— Stated task —
Gather every line from the entries below that includes "SYSTEM".

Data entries
::::::

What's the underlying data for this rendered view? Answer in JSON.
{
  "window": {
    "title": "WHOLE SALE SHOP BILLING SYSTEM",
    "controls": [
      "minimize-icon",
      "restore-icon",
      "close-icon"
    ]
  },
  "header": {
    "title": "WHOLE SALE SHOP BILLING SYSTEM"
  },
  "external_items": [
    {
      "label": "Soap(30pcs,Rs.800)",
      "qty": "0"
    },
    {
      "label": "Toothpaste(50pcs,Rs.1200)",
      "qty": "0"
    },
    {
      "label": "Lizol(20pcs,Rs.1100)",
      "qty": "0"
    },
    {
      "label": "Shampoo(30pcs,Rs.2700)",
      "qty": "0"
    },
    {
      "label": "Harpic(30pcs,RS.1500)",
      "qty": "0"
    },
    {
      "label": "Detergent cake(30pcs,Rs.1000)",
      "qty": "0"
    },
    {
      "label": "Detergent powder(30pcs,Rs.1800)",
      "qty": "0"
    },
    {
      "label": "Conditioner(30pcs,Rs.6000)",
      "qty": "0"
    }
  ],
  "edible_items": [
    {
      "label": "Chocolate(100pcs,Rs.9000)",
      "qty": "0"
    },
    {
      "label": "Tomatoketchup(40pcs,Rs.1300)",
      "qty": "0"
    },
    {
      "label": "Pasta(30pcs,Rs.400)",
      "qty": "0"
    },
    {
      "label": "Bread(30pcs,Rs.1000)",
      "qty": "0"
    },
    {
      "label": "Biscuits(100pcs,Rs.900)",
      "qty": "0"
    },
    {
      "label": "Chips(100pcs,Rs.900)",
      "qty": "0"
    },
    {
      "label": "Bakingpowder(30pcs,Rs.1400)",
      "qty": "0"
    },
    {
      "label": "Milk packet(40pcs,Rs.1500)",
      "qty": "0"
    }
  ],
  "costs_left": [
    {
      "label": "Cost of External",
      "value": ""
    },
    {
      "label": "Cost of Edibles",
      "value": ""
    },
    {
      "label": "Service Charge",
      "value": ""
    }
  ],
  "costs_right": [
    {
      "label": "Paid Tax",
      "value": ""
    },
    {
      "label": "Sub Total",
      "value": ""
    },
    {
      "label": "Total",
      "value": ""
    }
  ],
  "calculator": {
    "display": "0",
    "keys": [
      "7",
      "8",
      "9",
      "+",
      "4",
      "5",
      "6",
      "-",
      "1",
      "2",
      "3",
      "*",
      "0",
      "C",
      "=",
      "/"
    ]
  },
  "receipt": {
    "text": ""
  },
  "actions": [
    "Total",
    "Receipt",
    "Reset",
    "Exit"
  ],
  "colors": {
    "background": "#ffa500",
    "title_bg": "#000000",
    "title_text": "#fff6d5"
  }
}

::::::

— Written answer —
    "title": "WHOLE SALE SHOP BILLING SYSTEM",
    "title": "WHOLE SALE SHOP BILLING SYSTEM"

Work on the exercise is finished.